▶ [REQUIREMENT]: From the entries provided below, copy each line that contains the word "subcaption".

Recorded data

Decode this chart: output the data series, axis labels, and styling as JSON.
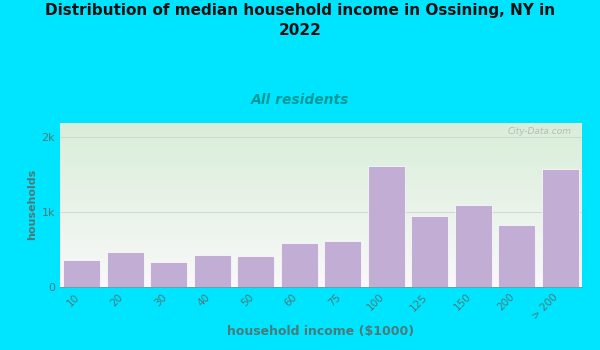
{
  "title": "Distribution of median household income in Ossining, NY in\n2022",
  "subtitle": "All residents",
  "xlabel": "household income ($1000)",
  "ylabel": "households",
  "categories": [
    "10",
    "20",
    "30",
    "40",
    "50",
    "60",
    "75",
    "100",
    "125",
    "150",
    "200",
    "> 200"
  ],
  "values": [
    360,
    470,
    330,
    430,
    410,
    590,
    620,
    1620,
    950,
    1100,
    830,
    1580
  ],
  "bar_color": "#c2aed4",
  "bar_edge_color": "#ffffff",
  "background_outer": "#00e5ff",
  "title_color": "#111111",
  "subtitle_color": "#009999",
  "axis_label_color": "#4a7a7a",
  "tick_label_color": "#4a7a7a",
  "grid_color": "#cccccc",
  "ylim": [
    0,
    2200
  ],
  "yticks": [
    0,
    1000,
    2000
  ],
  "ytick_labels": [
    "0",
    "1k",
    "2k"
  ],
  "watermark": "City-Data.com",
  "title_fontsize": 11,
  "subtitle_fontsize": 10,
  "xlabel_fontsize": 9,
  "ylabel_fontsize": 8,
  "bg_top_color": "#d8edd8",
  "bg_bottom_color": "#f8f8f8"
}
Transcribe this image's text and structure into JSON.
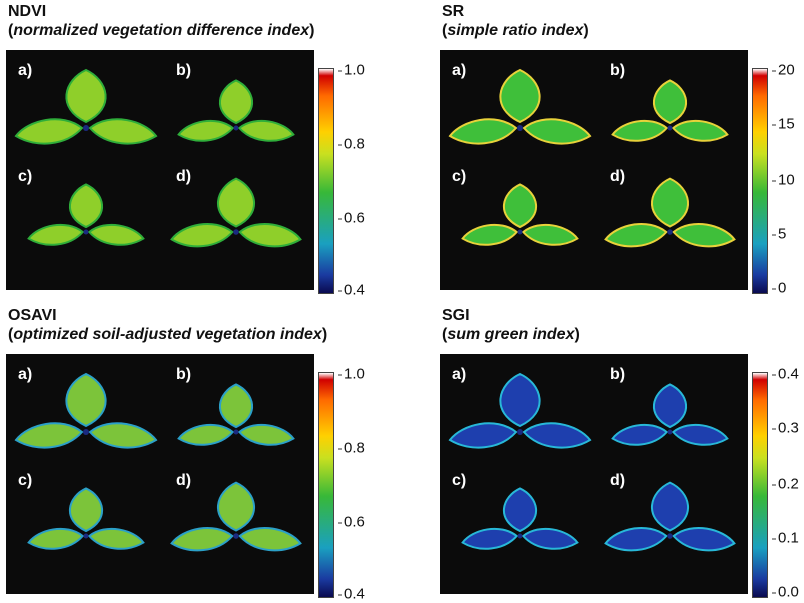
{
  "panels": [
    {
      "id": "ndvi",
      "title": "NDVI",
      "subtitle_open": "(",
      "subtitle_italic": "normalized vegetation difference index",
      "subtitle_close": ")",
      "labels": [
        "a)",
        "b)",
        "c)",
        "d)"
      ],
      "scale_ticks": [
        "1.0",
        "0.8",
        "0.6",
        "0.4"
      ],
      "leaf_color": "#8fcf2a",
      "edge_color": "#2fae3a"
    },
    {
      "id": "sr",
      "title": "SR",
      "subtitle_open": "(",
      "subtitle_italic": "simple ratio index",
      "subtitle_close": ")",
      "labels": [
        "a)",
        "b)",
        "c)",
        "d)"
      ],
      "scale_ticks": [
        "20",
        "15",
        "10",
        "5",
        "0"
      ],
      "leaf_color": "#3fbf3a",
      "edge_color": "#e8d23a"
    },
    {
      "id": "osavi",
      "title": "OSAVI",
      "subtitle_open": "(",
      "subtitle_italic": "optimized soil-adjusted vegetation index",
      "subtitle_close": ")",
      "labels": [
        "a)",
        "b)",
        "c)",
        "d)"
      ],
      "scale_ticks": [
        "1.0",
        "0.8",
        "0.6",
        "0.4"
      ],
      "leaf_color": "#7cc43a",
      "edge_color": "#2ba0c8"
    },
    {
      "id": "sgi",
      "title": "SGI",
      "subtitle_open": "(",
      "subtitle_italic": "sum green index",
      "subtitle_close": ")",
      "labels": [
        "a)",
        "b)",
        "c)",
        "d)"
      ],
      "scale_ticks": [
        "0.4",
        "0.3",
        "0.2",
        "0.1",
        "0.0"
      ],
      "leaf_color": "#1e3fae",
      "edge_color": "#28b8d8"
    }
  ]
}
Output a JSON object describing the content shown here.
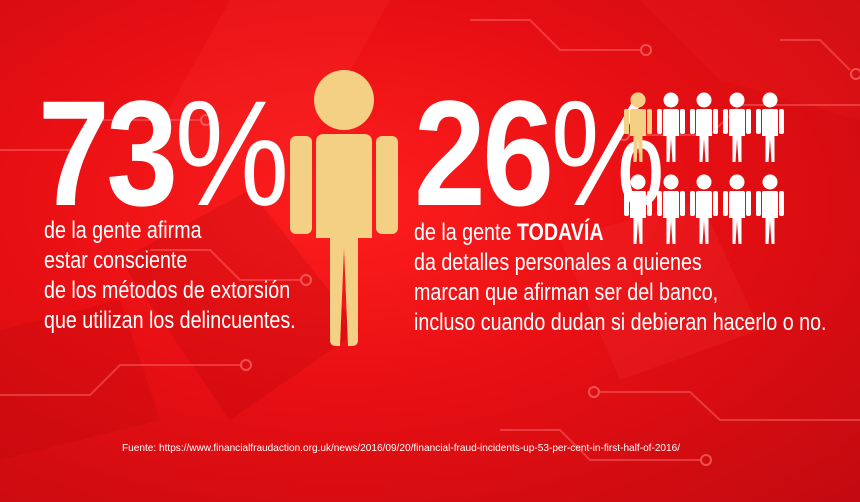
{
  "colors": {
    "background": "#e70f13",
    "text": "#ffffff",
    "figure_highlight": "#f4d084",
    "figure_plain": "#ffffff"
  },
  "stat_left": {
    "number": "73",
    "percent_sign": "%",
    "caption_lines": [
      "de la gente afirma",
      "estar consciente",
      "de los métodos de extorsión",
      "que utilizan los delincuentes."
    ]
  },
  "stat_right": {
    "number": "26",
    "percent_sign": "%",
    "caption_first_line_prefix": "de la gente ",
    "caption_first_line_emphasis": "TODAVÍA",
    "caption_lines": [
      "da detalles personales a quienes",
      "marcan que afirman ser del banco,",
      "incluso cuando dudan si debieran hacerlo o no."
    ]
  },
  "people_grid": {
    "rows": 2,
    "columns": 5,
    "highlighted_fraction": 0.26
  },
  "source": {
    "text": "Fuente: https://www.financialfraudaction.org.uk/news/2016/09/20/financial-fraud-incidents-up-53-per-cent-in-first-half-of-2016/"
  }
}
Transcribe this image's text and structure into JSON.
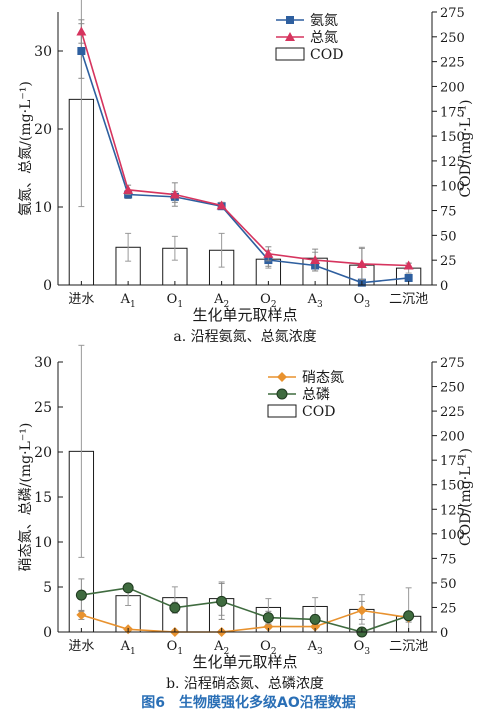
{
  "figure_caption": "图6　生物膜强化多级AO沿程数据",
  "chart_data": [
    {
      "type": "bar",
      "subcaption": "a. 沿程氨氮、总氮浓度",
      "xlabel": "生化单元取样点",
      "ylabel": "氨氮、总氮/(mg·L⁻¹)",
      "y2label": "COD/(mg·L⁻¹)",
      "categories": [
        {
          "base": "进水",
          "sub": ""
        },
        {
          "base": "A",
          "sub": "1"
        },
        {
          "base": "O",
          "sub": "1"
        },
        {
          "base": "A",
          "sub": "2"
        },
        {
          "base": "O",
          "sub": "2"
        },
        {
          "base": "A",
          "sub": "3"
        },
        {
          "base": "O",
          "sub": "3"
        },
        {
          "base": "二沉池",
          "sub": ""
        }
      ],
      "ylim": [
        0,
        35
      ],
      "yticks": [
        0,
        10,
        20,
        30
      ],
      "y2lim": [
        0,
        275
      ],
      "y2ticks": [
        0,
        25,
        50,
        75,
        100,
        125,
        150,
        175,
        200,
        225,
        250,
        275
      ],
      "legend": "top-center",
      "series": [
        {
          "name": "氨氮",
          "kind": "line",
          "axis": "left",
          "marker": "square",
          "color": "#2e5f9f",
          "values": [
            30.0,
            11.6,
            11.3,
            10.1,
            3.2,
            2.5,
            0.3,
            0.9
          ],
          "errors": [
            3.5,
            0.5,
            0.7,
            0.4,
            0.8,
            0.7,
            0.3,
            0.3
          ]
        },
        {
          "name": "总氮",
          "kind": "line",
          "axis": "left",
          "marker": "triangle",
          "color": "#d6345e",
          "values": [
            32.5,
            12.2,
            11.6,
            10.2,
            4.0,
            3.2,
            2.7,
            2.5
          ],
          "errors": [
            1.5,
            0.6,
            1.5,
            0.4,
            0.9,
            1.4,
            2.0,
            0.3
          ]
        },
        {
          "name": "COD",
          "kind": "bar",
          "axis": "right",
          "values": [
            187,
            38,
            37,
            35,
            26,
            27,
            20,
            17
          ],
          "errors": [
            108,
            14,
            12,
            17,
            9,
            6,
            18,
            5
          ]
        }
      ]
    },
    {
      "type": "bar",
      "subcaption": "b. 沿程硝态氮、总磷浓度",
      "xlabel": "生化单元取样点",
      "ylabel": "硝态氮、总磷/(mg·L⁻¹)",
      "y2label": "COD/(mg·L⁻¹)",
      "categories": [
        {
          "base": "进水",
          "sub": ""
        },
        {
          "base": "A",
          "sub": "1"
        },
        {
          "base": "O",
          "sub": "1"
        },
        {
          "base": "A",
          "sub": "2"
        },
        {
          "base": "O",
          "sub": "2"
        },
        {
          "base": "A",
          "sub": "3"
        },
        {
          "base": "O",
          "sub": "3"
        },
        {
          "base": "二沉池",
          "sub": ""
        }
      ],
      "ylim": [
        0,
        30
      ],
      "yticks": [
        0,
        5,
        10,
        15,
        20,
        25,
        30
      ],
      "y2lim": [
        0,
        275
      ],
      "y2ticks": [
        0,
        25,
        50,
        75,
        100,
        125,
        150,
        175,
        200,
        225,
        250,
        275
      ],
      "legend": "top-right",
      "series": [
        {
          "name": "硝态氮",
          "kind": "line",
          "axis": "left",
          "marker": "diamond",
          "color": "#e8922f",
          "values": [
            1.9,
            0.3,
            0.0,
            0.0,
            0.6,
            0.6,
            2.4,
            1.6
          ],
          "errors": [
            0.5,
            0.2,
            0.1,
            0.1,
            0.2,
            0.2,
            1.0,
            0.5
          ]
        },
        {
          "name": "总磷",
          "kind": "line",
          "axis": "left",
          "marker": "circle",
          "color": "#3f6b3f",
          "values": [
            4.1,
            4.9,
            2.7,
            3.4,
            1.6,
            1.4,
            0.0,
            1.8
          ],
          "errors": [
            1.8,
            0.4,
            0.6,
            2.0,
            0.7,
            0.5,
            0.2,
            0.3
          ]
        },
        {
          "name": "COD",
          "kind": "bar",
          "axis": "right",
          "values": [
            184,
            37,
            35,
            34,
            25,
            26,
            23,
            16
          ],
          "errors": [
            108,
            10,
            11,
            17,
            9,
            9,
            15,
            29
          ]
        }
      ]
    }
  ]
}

▶ [OUTPUT OF THE EXERCISE]:
      "subcaption": "a. 沿程氨氮、总氮浓度",
      "subcaption": "b. 沿程硝态氮、总磷浓度",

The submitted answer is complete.